◆ **YOUR INSTRUCTIONS**:
Scan the material that follows. Copy every line containing the word "part".

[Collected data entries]
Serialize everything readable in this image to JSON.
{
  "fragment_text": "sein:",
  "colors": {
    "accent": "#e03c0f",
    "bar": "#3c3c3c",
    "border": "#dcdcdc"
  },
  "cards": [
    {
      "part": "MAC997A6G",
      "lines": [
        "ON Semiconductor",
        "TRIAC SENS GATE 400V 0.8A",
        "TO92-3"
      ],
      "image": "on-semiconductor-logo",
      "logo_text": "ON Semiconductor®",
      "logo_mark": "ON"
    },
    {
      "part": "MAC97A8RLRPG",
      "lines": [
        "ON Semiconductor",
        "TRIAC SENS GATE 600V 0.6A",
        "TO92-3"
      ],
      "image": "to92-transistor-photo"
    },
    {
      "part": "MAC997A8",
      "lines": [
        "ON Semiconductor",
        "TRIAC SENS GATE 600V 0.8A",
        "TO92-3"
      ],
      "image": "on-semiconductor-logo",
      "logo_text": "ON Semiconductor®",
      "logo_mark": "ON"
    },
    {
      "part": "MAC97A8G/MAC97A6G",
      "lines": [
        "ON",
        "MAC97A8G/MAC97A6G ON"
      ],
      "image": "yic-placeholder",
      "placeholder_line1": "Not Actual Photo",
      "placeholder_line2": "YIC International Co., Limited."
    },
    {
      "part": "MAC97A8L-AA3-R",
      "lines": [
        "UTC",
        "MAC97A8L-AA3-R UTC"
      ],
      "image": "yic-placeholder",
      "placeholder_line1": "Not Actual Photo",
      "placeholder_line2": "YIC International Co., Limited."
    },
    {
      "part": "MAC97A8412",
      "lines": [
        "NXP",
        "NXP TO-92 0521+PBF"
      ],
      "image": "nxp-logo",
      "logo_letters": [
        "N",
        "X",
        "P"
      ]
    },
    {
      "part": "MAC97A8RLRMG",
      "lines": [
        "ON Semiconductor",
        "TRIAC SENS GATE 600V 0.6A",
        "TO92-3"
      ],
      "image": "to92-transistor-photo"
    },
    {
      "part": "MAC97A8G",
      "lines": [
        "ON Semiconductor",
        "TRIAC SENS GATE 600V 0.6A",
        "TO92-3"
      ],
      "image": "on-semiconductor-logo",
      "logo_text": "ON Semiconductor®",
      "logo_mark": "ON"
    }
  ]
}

◆ **ANSWER FOR THE TASK**:
      "part": "MAC997A6G",
      "part": "MAC97A8RLRPG",
      "part": "MAC997A8",
      "part": "MAC97A8G/MAC97A6G",
      "part": "MAC97A8L-AA3-R",
      "part": "MAC97A8412",
      "part": "MAC97A8RLRMG",
      "part": "MAC97A8G",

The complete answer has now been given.